(Passage provided)
**********

Back when the serialized magazine format was the primary way for most people to read -- or even just for the desired audience to read -- those singles were far more packed with story. There's lots of talk now about how binge-watching has changed TV forever, but comics beat them there by a bit. Comic book fans started "binge watching" in the late '90s as the market for collected editions emerged in earnest and for many, this writer included, that's been the primary choice for reading ever since.

That's yielded a lot of consequences, not all of which are intentional. While writing for the trade allowed writers to take a bigger picture approach to comics scripting, ultimately resulting in a lot of stories being deeper and more complex, comics also lost their sense of urgency. During that time, you could see a steady increase in phrases like "This six-issue story could have been finished in two" on the part of critics who examined comic books.

The end result of this is that for people who want high-octane adventure that's easy to get a casual fan of the movies, or a non-fan altogether, into, your best bet might be to go back to 1997 or earlier.

The second bit -- and the one that is somewhat more controversial -- is the idea that from the mid-'80s until about 2000, there was an expectation that a character's story should always be evolving. Even at Marvel, where they have a rolling timeline and so everyone is always five years removed from having debuted or whatever it is, you had Spider-Man getting married. At DC it was even more evident that time had passed and things had happened. Legacy heroes became the norm rather than the exception for a while, and you had long-term stories like Wally West stepping out of Barry Allen's shadow.

There are plenty of people who didn't like this kind of evolution; when Superman got married, there were detractors (heck, there were plenty of detractors just of the Man of Steel reboot itself) and there were organized groups dedicated to opposing replacement/legacy heroes like Kyle Rayner and Connor Hawke. And a lot of the ongoing stories weren't that good. Still, there's something attractive about the notion of ongoing, serialized stories being...well, ongoing. Especially when the universe pretends to be. The New 52 is, in many ways, less disruptive and more honest than something like Green Lantern: Rebirth, which tried to reset the clock back to 1990 without admitting that was its goal.

Marvel has become the worst offender in that regard; since Marvel NOW!, they've been soft-relaunching every 18 months or so, telling one  massive story across the whole publishing line, and then soft-relaunching again.  There's value to that kind of storytelling and obvious advantages to it...but I miss a point of view where the stories told before mattered, and retcons had to be somehow justified.

Probably the beginning of the Green Lantern: Rebirth style of "Because we said so" retcon was Garth Ennis' The Punisher, where the title character famously dismisses the "undead avenger" era of the book with three sentences. That era was short, widely panned and didn't seem to fit with the character, while his dismissive, cutting dark humor does fit, so most people never really said anything.

In any event, I'm not saying that this is the better way to tell stories, but it's a legitimate way to tell them, one that many fans enjoyed, and one that's basically entirely gone in the era of everything being driven by vast, interconnected events that have to feed into the next movie.

Comics have always featured the dead returning to life, old status quos being re-established and a general sense of what Stan Lee called "the appearance of change." But for a short period of time, that was relegated to being the exception rather than the rule, and operating with new rules in the old, beloved universes was fun and inspired a ton of creativity.

Where the constant sense that something big was underway now tends to subvert the stories being told and stunt character growth by taking page count away from the main story and giving it over to "the universe," 20 years ago we had a culture where the writers were expected to juggle both.

**********

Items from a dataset
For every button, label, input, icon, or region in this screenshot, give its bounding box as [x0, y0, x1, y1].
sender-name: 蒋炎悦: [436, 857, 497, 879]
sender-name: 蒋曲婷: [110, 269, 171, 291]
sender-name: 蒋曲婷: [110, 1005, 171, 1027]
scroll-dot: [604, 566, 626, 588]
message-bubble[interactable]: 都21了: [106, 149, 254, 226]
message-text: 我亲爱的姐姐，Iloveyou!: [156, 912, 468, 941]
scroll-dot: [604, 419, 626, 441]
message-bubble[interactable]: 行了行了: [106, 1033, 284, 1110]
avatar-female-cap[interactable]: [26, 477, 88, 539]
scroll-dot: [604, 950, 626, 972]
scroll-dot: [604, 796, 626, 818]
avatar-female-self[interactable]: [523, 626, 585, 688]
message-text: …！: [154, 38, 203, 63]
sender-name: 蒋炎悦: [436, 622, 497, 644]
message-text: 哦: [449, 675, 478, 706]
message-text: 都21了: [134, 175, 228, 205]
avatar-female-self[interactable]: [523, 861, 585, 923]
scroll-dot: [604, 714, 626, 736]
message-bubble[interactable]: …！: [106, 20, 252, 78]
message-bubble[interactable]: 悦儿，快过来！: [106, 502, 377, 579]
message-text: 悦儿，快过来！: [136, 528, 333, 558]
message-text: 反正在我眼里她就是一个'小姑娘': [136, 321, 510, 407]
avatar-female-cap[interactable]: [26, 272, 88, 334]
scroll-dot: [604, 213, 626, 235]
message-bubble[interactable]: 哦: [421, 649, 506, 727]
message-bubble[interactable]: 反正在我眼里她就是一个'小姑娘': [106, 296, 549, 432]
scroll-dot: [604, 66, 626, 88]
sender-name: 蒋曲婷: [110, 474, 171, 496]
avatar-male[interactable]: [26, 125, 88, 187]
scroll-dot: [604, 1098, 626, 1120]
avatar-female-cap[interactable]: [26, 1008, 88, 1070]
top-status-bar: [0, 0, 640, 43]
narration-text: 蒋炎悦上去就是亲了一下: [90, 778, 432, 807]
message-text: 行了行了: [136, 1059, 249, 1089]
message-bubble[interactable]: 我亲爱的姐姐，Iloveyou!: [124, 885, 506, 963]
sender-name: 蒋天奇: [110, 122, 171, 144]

**********

(Brief A) In the comics passage, how often has Marvel been soft-relaunching since Marvel NOW!?
(Brief B) Reproduce the comics passage word for word between "Where the constant" and "to juggle both.", inclusive.

(Task result A) Every 18 months or so.

(Task result B)
Where the constant sense that something big was underway now tends to subvert the stories being told and stunt character growth by taking page count away from the main story and giving it over to "the universe," 20 years ago we had a culture where the writers were expected to juggle both.